§ Exercise
Transcribe all records exactly.

§ Provided data
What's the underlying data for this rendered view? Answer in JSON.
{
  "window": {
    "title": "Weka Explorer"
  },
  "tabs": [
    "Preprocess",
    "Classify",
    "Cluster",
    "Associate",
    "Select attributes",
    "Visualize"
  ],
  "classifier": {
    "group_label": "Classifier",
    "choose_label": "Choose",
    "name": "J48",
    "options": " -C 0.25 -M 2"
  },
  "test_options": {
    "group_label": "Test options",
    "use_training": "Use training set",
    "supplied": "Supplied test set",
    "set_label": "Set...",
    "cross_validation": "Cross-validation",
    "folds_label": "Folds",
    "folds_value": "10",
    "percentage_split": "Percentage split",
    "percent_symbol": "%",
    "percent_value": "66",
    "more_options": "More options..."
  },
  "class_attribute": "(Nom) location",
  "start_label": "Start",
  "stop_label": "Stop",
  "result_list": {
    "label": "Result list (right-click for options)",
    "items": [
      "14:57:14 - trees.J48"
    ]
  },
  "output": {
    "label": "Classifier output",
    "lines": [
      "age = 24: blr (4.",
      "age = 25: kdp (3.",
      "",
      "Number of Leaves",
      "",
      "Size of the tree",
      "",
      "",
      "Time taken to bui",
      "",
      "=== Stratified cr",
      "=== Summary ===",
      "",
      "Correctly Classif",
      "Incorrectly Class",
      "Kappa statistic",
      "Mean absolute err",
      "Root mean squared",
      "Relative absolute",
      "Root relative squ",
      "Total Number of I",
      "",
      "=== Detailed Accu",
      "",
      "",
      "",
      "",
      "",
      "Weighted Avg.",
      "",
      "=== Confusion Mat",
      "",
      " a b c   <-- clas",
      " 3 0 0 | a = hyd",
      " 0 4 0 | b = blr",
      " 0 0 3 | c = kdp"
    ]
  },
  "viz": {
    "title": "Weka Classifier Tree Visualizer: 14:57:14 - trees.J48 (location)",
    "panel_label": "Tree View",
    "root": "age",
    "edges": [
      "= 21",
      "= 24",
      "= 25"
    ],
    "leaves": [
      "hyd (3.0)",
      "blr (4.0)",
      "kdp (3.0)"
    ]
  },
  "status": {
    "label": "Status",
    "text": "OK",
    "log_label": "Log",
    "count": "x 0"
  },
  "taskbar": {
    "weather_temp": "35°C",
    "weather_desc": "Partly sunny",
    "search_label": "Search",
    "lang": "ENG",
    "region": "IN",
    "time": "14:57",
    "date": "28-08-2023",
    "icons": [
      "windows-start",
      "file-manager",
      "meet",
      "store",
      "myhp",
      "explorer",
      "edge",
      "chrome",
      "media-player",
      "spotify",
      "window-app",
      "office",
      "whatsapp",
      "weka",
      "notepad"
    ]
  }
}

§ Exercise solution
What's the underlying data for this rendered view? Answer in JSON.
{
  "window": {
    "title": "Weka Explorer"
  },
  "tabs": [
    "Preprocess",
    "Classify",
    "Cluster",
    "Associate",
    "Select attributes",
    "Visualize"
  ],
  "classifier": {
    "group_label": "Classifier",
    "choose_label": "Choose",
    "name": "J48",
    "options": " -C 0.25 -M 2"
  },
  "test_options": {
    "group_label": "Test options",
    "use_training": "Use training set",
    "supplied": "Supplied test set",
    "set_label": "Set...",
    "cross_validation": "Cross-validation",
    "folds_label": "Folds",
    "folds_value": "10",
    "percentage_split": "Percentage split",
    "percent_symbol": "%",
    "percent_value": "66",
    "more_options": "More options..."
  },
  "class_attribute": "(Nom) location",
  "start_label": "Start",
  "stop_label": "Stop",
  "result_list": {
    "label": "Result list (right-click for options)",
    "items": [
      "14:57:14 - trees.J48"
    ]
  },
  "output": {
    "label": "Classifier output",
    "lines": [
      "age = 24: blr (4.",
      "age = 25: kdp (3.",
      "",
      "Number of Leaves",
      "",
      "Size of the tree",
      "",
      "",
      "Time taken to bui",
      "",
      "=== Stratified cr",
      "=== Summary ===",
      "",
      "Correctly Classif",
      "Incorrectly Class",
      "Kappa statistic",
      "Mean absolute err",
      "Root mean squared",
      "Relative absolute",
      "Root relative squ",
      "Total Number of I",
      "",
      "=== Detailed Accu",
      "",
      "",
      "",
      "",
      "",
      "Weighted Avg.",
      "",
      "=== Confusion Mat",
      "",
      " a b c   <-- clas",
      " 3 0 0 | a = hyd",
      " 0 4 0 | b = blr",
      " 0 0 3 | c = kdp"
    ]
  },
  "viz": {
    "title": "Weka Classifier Tree Visualizer: 14:57:14 - trees.J48 (location)",
    "panel_label": "Tree View",
    "root": "age",
    "edges": [
      "= 21",
      "= 24",
      "= 25"
    ],
    "leaves": [
      "hyd (3.0)",
      "blr (4.0)",
      "kdp (3.0)"
    ]
  },
  "status": {
    "label": "Status",
    "text": "OK",
    "log_label": "Log",
    "count": "x 0"
  },
  "taskbar": {
    "weather_temp": "35°C",
    "weather_desc": "Partly sunny",
    "search_label": "Search",
    "lang": "ENG",
    "region": "IN",
    "time": "14:57",
    "date": "28-08-2023",
    "icons": [
      "windows-start",
      "file-manager",
      "meet",
      "store",
      "myhp",
      "explorer",
      "edge",
      "chrome",
      "media-player",
      "spotify",
      "window-app",
      "office",
      "whatsapp",
      "weka",
      "notepad"
    ]
  }
}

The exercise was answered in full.